── Artigo ──

Com esta alteração, a medida beneficiaria mais a Fiat. Como a empresa produz veículos de alto valor e motores mais potentes como os utilitários Renegade e Compass e a picape Toro, teria créditos de IPI maiores que a concorrente Ford, que fabrica modelos populares e menos potentes, como o Ka e a EcoSport. Na queda de braço, a emeda acabou aprovada sem a alteração que beneficiava a Fiat.
No texto final do Rota 2030 que foi sancionado pelo presidente Temer, a emenda que prorroga em cinco anos os incentivos às empresas do Nordeste foi aprovada. Segundo Ricardo Bastos, diretor de assuntos governamentais da Toyota, a inclusão desse ponto foi feita durante o período de discussões do novo regime, mas não passou pelas câmaras temáticas. “A prorrogação até 2025 é vista pela nossa empresa como uma quebra de contrato, que fere a previsibilidade estabelecida pelo Rota 2030”. A empresa tem fábrica em Indaiatuba, no interior de São Paulo.
Outra emenda que previa a expensão dos incentivos para montadoras do Centro-Oeste, para empresa instaladas em Goiás, também estava no acordo para ser aprovada, mas acabou sendo rejeitada na Câmara em razão de um erro de cálculo no valor dos créditos, depois da pressão da bancada que representa as montadoras do Sudeste.
Por lobby do senador Ronaldo Caiado (DEM), governador eleito de Goiás, líderes do governo no Senado afirmaram haver compromisso do Planalto de editar outra medida dando a Goiás o mesmo prazo de prorrogação dos benefícios destinado ao Nordeste, 2025.
Desgaste não vai durar
Todo esse imbróglio gerou um desgaste em um dos setores mais importantes e unidos da economia brasileira. Mas isso não deve se estender por muito tempo, acredita o professor da FGV Antônio Jorge Martins, coordenador do MBA em Gestão Estratégica de Empresas da Cadeia Automotiva. “O setor sai enfraquecido por conta de disputas regionais, mas isso é uma questão meramente pontual. Elas [as montadoras] devem se unir rapidamente de novo em busca dos seus interesses, até pelo peso que têm na economia”.
Martins acredita que se Rota 2030 não tivesse sido aprovado dentro do prazo e acabasse ficando para o novo governo, não seria aprovado, pelo menos não da forma como foi, especialmente por conta da situação fiscal do país e em razão de a nova equipe econômica já ter se posicionado contrária à concessão de incentivos fiscais setoriais. Segundo ele, os incentivos concedidos neste momento são muito mais benéficos para o setor do que para o governo, e as empresas sabiam disso, dada a preocupação em garantir a aprovação do Rota ainda neste ano. Agora, terminada esta batalha, elas terão de deixar para trás discordâncias para defender seus interesses no próximo governo.

───
── Material fornecido ──

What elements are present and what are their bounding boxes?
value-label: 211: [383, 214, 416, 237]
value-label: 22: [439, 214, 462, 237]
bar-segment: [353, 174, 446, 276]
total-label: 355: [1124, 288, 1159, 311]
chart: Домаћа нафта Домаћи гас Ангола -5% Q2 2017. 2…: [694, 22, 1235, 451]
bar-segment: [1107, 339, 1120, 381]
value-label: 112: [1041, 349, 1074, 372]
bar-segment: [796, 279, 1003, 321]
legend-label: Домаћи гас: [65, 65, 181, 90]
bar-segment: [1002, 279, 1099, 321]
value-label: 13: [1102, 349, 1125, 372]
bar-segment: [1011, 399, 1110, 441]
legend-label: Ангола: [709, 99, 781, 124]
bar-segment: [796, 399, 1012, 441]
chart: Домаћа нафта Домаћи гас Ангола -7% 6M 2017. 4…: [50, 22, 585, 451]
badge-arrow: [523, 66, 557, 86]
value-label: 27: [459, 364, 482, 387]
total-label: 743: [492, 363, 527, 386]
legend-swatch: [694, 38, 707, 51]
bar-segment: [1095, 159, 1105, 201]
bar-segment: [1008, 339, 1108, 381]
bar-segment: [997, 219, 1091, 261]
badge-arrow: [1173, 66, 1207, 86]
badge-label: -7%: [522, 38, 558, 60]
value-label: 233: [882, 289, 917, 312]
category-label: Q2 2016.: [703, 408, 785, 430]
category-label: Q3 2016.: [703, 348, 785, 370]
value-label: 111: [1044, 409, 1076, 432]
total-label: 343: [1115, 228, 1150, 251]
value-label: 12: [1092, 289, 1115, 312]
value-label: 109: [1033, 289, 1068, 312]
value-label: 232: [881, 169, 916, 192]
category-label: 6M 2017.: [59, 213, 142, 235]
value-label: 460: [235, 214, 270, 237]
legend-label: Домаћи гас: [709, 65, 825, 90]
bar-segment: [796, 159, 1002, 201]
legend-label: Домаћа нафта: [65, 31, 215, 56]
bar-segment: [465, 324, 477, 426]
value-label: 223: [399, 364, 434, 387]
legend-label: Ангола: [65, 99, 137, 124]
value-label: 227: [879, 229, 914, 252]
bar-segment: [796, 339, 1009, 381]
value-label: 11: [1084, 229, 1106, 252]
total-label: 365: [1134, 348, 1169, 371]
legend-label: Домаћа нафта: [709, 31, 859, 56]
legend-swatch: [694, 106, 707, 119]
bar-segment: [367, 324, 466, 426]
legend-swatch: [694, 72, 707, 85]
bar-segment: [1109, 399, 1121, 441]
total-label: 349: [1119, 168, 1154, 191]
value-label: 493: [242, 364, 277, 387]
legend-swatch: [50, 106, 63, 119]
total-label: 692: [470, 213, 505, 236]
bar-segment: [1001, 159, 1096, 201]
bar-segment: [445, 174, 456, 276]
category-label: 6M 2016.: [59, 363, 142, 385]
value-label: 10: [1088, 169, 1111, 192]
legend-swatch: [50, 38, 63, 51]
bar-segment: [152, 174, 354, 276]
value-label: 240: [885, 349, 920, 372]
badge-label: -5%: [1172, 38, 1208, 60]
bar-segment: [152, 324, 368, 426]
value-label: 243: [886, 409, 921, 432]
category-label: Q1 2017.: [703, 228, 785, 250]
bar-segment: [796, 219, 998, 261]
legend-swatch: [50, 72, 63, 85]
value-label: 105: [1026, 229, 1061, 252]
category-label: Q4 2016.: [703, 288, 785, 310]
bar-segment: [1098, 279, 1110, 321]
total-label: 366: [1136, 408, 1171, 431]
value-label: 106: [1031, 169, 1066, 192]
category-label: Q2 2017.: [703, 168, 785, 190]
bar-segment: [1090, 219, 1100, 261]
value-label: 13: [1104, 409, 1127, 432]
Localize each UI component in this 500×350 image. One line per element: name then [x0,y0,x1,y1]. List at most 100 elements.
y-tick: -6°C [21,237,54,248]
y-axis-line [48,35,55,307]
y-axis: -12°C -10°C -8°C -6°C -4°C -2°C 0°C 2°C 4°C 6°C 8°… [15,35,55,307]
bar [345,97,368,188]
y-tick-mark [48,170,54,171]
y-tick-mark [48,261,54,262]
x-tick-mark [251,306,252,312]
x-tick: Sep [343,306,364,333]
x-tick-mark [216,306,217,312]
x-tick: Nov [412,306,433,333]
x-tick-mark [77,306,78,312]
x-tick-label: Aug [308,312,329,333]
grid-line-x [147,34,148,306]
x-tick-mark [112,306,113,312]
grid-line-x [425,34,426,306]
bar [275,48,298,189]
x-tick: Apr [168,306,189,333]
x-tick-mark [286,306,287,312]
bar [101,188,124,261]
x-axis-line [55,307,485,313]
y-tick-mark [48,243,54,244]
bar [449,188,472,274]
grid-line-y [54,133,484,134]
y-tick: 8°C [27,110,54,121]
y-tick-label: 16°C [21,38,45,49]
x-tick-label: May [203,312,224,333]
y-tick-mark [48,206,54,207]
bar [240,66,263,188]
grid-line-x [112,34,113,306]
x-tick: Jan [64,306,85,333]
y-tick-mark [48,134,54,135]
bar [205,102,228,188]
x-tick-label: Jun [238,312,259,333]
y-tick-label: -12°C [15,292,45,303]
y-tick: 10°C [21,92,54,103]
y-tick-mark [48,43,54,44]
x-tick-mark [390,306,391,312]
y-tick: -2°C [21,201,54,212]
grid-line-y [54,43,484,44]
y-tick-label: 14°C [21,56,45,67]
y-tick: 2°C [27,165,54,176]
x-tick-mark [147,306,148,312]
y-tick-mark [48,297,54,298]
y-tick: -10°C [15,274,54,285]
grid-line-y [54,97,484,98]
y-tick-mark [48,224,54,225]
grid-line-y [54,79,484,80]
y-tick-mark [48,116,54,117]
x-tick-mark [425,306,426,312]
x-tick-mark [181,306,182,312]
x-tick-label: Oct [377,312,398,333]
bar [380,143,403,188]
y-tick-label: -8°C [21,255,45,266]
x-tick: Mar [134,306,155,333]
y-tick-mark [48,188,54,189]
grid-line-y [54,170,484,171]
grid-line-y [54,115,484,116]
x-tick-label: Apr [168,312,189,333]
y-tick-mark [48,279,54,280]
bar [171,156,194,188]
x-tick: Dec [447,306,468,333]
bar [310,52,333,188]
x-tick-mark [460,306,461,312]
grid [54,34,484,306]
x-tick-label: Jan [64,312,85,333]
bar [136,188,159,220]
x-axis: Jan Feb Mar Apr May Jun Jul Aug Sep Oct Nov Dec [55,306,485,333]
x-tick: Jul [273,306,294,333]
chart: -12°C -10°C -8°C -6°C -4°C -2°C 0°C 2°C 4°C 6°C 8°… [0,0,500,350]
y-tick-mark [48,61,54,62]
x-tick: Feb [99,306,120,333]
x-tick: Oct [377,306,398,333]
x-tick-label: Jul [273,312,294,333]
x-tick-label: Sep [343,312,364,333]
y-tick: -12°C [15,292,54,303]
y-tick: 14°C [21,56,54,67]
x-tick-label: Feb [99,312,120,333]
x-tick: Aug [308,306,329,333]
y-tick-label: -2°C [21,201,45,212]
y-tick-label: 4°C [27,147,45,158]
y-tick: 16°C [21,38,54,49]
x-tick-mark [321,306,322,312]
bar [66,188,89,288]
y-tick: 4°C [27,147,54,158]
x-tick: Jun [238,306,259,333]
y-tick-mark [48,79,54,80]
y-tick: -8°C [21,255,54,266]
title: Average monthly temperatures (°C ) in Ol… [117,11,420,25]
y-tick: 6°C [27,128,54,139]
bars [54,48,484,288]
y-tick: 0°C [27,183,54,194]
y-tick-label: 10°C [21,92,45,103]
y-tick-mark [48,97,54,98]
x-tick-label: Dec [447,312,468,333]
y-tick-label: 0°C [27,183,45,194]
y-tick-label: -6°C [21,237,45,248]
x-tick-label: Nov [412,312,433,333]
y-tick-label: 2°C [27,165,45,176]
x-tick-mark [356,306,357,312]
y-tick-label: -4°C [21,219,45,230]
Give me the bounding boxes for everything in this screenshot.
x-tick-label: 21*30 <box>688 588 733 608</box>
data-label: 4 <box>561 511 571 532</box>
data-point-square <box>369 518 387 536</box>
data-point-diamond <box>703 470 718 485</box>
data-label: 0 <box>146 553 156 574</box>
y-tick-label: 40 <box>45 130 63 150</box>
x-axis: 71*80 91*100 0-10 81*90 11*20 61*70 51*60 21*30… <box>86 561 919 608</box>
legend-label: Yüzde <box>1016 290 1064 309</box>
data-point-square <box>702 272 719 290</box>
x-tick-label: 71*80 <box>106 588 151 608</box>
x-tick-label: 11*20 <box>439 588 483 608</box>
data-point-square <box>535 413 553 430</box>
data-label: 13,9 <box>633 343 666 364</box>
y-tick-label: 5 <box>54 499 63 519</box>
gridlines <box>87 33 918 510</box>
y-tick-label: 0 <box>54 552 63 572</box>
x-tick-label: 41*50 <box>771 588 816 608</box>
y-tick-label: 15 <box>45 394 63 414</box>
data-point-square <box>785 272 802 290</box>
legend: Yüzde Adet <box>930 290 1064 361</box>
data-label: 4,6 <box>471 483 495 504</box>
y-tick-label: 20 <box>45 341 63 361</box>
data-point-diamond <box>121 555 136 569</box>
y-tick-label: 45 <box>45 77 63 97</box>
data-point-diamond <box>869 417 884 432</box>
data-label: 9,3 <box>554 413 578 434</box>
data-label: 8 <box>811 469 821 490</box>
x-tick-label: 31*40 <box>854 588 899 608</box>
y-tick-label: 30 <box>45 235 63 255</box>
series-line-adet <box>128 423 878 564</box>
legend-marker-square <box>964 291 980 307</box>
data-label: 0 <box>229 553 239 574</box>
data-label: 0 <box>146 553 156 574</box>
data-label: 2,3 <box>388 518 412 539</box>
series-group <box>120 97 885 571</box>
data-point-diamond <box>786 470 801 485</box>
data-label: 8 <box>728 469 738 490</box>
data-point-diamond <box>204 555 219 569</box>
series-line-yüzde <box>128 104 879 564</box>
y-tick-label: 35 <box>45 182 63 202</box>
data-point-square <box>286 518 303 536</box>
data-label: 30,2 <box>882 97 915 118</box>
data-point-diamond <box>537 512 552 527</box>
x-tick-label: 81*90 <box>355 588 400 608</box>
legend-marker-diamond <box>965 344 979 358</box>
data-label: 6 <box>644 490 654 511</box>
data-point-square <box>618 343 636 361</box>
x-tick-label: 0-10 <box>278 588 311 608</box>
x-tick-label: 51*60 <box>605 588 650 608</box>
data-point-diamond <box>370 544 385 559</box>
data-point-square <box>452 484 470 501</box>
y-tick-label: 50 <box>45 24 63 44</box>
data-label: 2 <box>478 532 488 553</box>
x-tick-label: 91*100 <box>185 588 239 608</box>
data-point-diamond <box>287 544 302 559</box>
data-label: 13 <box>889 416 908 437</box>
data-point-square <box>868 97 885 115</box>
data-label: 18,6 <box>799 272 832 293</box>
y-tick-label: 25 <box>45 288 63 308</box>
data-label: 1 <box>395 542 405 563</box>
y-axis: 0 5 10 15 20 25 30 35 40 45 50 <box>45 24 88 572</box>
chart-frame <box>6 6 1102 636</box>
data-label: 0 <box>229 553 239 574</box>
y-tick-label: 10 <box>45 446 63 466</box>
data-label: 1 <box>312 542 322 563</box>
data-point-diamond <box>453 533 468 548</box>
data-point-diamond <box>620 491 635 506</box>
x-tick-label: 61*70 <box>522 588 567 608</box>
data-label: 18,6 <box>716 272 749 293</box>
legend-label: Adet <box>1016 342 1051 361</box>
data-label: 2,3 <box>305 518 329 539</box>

───

> _Lista de tarefas_:
a - Responda às perguntas a seguir com base no artigo sobre o Rota 2030:
(i) Em que cidade fica a fábrica da Toyota citada no artigo?
(ii) Até que ano o Planalto se comprometeria a estender os benefícios a Goiás?
(iii) Que curso Antônio Jorge Martins coordena na FGV?
b - Extraia do artigo sobre o Rota 2030, sem nenhuma alteração, o trecho que vai de "Por lobby do" até "ao Nordeste, 2025.".
c - Dê continuidade ao artigo sobre o Rota 2030 a partir da última frase apresentada.

> _Respostas por tarefa_:
a -
(i) Em Indaiatuba, no interior de São Paulo.
(ii) Até 2025.
(iii) O MBA em Gestão Estratégica de Empresas da Cadeia Automotiva.

b -
Por lobby do senador Ronaldo Caiado (DEM), governador eleito de Goiás, líderes do governo no Senado afirmaram haver compromisso do Planalto de editar outra medida dando a Goiás o mesmo prazo de prorrogação dos benefícios destinado ao Nordeste, 2025.

c -
O mercado brasileiro apresenta uma perspectiva de crescimento muito grande para o setor automotivo. Nos últimos anos, o setor estava com uma ociosidade em torno de 45%, e mesmo assim nenhuma das montadoras se afastou daqui. Na indústria de caminhões a ociosidade chegou a 85%, e ninguém saiu. O mercado brasileiro já é um grande incentivo. Independente dos incentivos, elas já fariam investimentos previstos em P&D, eficiência energética e tecnologia porque o mercado exige que elas andem nessa direção para não ficarem para trás.
Lei do Bem e Rota 2030: benefício dobrado
A principal diferença em relação ao seu antecessor Inovar-Auto é que os incentivos do Rota 2030 contemplam toda a cadeia automotiva, e não apenas as montadoras. Empresas do setor automotivo – em especial as fabricantes de autopeças – , que já são beneficiadas pela Lei do Bem, poderão abater quase 40% de Imposto de Renda devido ou da Contribuição Social sobre Lucro Líquido (CSLL) ao somar o incentivo previsto nessa lei com o do Rota 2030.
De acordo com Francisco Alberto Tripodi, sócio da consultoria Pieracciani, a Lei do Bem prevê dedução de 20,4% a 27,2% no IR e na CSLL para empresas que investirem em pesquisa e desenvolvimento de inovação tecnológica. O Rota estabelece abatimentos de 10% a 12% e ambos descontos podem ser somados pelas empresas que aderirem ao programa.
“Combinar a legislação atual com o Rota 2030 vai ser a melhor estratégia para as empresas de autopeças e as montadoras”, afirma Tripodi, que presta consultoria a várias empresas do setor.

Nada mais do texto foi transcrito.